__GIVEN INSTRUCTION__:
Images must not appear in your copy; reproduce every other part of the records exactly.

__RECORDS SUPPLIED__:

::::::

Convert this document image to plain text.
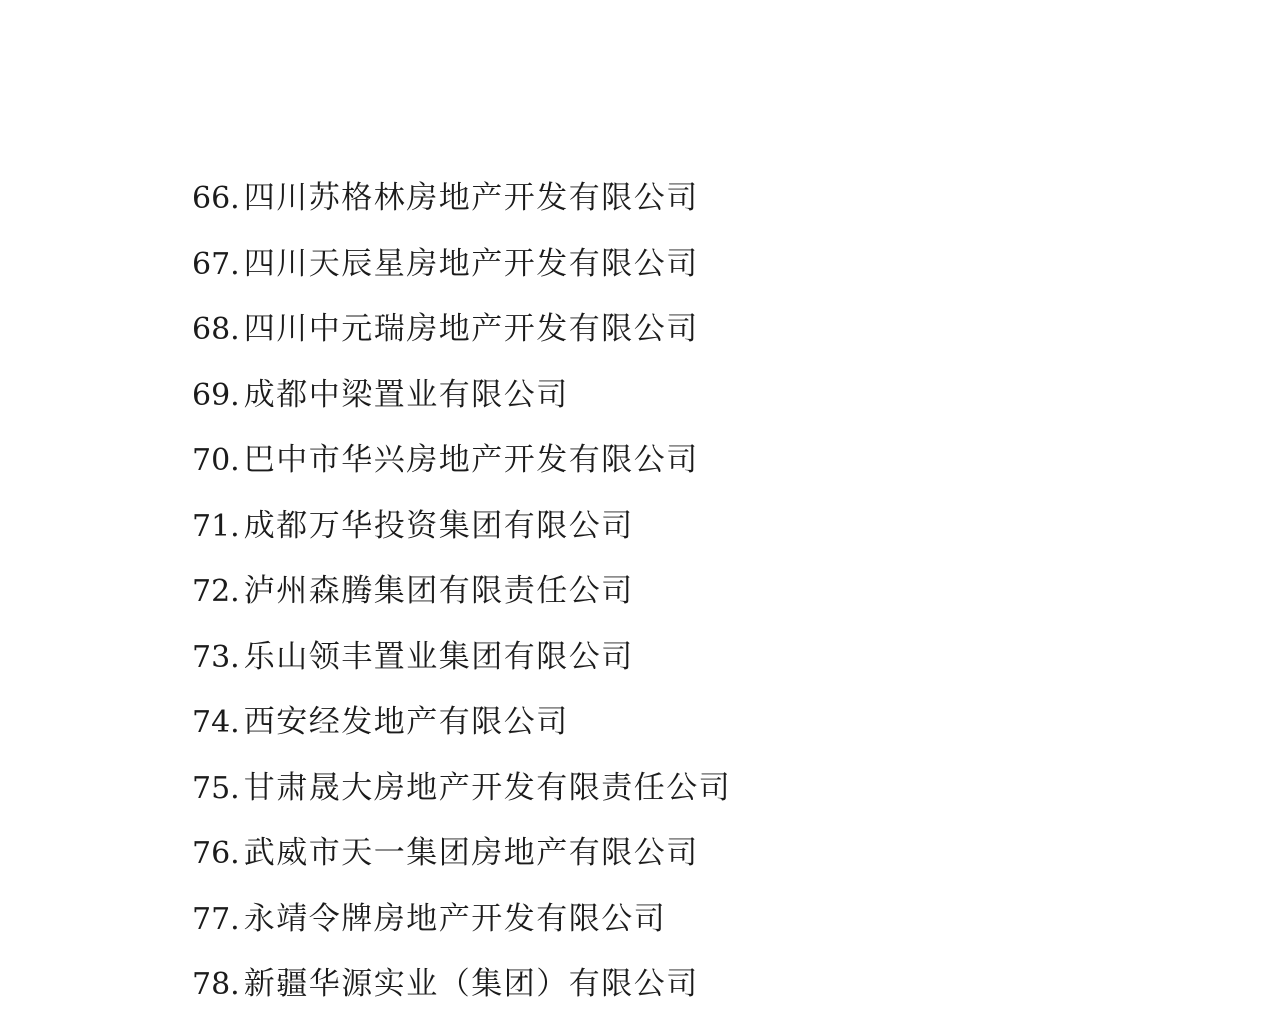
66. 四川苏格林房地产开发有限公司
67. 四川天辰星房地产开发有限公司
68. 四川中元瑞房地产开发有限公司
69. 成都中梁置业有限公司
70. 巴中市华兴房地产开发有限公司
71. 成都万华投资集团有限公司
72. 泸州森腾集团有限责任公司
73. 乐山领丰置业集团有限公司
74. 西安经发地产有限公司
75. 甘肃晟大房地产开发有限责任公司
76. 武威市天一集团房地产有限公司
77. 永靖令牌房地产开发有限公司
78. 新疆华源实业（集团）有限公司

::::::

__FINISHED EXERCISE__:
Convert this document image to plain text.
66. 四川苏格林房地产开发有限公司
67. 四川天辰星房地产开发有限公司
68. 四川中元瑞房地产开发有限公司
69. 成都中梁置业有限公司
70. 巴中市华兴房地产开发有限公司
71. 成都万华投资集团有限公司
72. 泸州森腾集团有限责任公司
73. 乐山领丰置业集团有限公司
74. 西安经发地产有限公司
75. 甘肃晟大房地产开发有限责任公司
76. 武威市天一集团房地产有限公司
77. 永靖令牌房地产开发有限公司
78. 新疆华源实业（集团）有限公司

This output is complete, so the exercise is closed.